■ Given exercise
Lines that contain the string "scatole" are to be copied; leave out all others.

======

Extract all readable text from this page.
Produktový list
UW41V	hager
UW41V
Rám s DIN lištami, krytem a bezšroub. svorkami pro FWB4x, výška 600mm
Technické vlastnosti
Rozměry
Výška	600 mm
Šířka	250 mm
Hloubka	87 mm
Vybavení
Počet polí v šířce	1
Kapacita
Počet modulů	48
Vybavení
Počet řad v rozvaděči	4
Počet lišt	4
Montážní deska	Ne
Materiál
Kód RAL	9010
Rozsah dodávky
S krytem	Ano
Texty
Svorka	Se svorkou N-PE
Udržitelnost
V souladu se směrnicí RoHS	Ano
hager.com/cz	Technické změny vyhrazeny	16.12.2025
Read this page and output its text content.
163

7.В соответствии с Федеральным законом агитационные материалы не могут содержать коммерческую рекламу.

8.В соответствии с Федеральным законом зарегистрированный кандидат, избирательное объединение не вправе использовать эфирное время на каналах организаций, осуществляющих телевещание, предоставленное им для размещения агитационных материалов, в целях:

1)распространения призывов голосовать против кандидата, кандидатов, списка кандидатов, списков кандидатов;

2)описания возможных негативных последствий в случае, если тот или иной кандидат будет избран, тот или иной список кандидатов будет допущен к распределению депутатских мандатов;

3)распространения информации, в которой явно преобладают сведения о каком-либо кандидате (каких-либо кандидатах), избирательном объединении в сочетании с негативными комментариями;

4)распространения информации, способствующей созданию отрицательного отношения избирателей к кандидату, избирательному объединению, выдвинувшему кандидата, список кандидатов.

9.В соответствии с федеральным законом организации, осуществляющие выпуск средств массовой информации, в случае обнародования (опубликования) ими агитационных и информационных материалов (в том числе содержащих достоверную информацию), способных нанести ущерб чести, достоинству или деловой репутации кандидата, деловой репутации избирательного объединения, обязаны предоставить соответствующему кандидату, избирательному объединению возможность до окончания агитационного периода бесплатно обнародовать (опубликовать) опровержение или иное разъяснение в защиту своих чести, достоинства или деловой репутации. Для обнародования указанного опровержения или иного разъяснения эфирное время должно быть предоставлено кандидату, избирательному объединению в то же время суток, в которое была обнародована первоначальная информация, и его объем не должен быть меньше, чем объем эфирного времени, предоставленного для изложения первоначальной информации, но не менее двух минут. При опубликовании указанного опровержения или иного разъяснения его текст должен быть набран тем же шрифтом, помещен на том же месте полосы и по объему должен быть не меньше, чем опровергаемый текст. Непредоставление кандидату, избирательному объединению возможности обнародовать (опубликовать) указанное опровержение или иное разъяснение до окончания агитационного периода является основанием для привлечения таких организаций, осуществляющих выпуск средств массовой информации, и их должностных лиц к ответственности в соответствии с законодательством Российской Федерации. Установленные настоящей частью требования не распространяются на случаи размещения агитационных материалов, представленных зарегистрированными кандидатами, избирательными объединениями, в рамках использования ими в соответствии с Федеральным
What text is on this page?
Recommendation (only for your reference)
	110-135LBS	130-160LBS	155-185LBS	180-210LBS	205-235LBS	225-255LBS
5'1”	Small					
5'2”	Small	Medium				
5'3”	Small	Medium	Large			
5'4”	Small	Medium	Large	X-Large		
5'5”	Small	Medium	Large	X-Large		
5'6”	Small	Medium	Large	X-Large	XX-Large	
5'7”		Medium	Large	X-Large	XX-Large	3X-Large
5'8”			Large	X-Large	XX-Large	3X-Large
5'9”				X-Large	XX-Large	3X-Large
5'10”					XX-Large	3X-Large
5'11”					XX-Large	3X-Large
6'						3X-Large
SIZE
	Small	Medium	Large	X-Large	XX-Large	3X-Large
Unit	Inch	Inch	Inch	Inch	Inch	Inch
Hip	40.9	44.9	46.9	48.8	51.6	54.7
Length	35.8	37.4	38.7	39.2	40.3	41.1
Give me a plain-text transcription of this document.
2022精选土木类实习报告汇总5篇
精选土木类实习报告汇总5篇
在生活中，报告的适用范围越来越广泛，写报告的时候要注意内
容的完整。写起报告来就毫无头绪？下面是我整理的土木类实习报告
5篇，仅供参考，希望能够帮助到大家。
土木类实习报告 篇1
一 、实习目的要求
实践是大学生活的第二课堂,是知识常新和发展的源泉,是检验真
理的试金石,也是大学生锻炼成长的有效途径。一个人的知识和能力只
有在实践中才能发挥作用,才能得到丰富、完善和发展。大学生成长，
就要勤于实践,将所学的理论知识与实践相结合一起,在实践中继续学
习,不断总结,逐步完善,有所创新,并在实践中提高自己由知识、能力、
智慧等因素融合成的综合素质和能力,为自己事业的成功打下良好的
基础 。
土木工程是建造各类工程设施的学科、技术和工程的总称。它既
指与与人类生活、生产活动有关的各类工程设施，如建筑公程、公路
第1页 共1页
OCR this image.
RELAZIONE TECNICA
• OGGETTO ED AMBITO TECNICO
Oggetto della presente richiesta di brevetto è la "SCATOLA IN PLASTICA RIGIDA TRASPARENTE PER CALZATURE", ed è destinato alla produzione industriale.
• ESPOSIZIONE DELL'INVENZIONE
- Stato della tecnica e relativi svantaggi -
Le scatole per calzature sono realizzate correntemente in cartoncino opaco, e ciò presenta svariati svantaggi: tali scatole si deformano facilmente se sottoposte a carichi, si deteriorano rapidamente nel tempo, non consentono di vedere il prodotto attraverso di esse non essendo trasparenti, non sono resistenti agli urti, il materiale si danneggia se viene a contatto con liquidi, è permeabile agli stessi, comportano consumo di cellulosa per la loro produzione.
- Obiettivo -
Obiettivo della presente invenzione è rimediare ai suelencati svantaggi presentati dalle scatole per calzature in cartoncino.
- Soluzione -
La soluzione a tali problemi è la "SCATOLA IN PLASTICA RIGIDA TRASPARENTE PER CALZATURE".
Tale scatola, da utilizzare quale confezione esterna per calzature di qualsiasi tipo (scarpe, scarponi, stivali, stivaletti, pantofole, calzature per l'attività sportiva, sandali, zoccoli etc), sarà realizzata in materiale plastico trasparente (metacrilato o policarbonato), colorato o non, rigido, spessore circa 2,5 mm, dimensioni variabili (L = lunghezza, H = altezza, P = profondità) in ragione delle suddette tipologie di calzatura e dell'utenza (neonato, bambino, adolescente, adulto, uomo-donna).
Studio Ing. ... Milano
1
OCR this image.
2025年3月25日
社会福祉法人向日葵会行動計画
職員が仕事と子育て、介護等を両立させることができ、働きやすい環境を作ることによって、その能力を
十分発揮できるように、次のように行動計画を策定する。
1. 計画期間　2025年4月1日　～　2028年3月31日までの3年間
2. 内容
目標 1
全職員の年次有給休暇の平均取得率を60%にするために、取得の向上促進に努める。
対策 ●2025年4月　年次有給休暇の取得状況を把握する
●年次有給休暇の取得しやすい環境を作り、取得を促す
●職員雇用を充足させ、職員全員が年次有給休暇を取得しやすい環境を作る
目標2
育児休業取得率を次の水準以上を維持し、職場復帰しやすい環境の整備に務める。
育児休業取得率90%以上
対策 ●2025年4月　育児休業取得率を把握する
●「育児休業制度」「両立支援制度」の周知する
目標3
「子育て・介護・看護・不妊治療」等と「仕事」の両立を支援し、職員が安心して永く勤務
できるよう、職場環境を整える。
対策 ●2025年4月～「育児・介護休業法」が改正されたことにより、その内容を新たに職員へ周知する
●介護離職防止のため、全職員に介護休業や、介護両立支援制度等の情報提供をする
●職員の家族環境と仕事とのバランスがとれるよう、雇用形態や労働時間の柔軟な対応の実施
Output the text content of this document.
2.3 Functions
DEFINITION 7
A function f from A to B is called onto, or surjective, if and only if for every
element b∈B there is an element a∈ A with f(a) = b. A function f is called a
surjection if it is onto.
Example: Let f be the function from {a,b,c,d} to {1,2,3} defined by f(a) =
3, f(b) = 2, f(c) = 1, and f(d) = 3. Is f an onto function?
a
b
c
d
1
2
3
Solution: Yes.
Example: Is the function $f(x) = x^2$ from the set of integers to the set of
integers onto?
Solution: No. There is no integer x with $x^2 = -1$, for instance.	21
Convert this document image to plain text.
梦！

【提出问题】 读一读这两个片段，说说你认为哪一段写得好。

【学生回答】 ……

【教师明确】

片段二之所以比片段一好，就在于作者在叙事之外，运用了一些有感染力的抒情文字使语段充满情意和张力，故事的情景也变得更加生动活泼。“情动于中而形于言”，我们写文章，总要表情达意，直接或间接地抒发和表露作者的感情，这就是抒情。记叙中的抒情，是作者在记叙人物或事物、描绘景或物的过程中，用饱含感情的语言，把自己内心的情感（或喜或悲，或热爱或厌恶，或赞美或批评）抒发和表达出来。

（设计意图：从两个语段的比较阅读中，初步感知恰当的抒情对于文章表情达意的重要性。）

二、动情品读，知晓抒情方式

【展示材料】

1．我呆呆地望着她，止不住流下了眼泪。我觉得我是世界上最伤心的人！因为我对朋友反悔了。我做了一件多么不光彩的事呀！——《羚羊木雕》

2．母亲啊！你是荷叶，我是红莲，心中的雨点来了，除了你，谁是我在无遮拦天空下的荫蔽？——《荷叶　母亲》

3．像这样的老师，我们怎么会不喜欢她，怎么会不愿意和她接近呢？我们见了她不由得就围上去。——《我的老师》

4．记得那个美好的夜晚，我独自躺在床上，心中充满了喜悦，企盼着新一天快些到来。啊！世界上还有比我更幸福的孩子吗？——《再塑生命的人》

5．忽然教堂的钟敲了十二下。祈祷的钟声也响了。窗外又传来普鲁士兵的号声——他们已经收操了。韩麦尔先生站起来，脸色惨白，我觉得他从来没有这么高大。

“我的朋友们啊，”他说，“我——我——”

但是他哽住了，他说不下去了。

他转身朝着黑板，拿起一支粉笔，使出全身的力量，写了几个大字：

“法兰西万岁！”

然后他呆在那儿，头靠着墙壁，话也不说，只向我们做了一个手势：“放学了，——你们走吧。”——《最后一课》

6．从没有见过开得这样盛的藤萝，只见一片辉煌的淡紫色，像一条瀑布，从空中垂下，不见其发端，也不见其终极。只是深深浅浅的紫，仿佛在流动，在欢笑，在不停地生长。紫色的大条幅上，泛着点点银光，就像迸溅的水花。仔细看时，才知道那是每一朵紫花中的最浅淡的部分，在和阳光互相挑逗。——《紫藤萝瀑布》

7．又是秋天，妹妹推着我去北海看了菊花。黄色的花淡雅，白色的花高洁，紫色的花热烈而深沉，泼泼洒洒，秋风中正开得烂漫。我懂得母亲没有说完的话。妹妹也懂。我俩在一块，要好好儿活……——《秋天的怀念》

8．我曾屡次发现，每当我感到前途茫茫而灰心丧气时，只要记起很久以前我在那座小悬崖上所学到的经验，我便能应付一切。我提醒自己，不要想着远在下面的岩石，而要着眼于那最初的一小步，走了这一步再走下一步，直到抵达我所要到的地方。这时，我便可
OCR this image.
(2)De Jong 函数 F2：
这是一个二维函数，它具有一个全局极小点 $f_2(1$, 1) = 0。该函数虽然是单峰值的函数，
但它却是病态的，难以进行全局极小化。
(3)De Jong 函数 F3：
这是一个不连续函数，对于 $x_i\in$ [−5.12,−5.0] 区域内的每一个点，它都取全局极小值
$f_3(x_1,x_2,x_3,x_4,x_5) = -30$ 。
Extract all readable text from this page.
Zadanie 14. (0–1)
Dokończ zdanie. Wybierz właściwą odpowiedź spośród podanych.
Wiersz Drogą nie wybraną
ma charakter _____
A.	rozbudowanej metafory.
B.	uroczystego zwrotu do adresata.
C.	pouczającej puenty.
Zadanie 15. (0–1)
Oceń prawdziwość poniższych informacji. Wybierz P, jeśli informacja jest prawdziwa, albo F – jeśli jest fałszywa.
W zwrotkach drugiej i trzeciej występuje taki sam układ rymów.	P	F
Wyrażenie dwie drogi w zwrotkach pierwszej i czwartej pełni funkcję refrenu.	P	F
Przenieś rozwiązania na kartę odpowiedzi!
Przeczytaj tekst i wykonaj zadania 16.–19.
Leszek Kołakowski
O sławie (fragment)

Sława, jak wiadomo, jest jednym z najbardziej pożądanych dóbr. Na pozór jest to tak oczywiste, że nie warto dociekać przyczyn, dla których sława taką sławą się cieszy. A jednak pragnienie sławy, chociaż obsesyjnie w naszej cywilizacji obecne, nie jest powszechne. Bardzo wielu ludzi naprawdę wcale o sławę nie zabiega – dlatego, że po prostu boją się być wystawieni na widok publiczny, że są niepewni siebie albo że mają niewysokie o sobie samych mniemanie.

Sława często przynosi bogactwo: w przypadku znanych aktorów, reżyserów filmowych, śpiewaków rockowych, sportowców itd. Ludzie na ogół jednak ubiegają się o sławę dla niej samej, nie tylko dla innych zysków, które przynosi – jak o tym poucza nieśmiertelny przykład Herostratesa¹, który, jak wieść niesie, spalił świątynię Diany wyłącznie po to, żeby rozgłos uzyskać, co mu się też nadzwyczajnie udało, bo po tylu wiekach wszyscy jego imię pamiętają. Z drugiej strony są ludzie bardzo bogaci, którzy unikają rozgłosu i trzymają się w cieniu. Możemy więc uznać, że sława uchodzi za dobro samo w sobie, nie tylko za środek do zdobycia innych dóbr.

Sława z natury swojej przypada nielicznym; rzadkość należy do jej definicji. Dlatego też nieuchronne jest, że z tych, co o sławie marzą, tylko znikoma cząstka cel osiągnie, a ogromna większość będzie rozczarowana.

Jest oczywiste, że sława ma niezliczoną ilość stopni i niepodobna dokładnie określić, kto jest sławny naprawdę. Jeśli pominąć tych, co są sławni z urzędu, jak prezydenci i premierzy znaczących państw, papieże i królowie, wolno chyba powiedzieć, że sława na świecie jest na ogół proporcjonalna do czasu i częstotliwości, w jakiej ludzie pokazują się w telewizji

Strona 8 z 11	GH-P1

======

■ Response to this task
Le scatole per calzature sono realizzate correntemente in cartoncino opaco, e ciò presenta svariati svantaggi: tali scatole si deformano facilmente se sottoposte a carichi, si deteriorano rapidamente nel tempo, non consentono di vedere il prodotto attraverso di esse non essendo trasparenti, non sono resistenti agli urti, il materiale si danneggia se viene a contatto con liquidi, è permeabile agli stessi, comportano consumo di cellulosa per la loro produzione.
Obiettivo della presente invenzione è rimediare ai suelencati svantaggi presentati dalle scatole per calzature in cartoncino.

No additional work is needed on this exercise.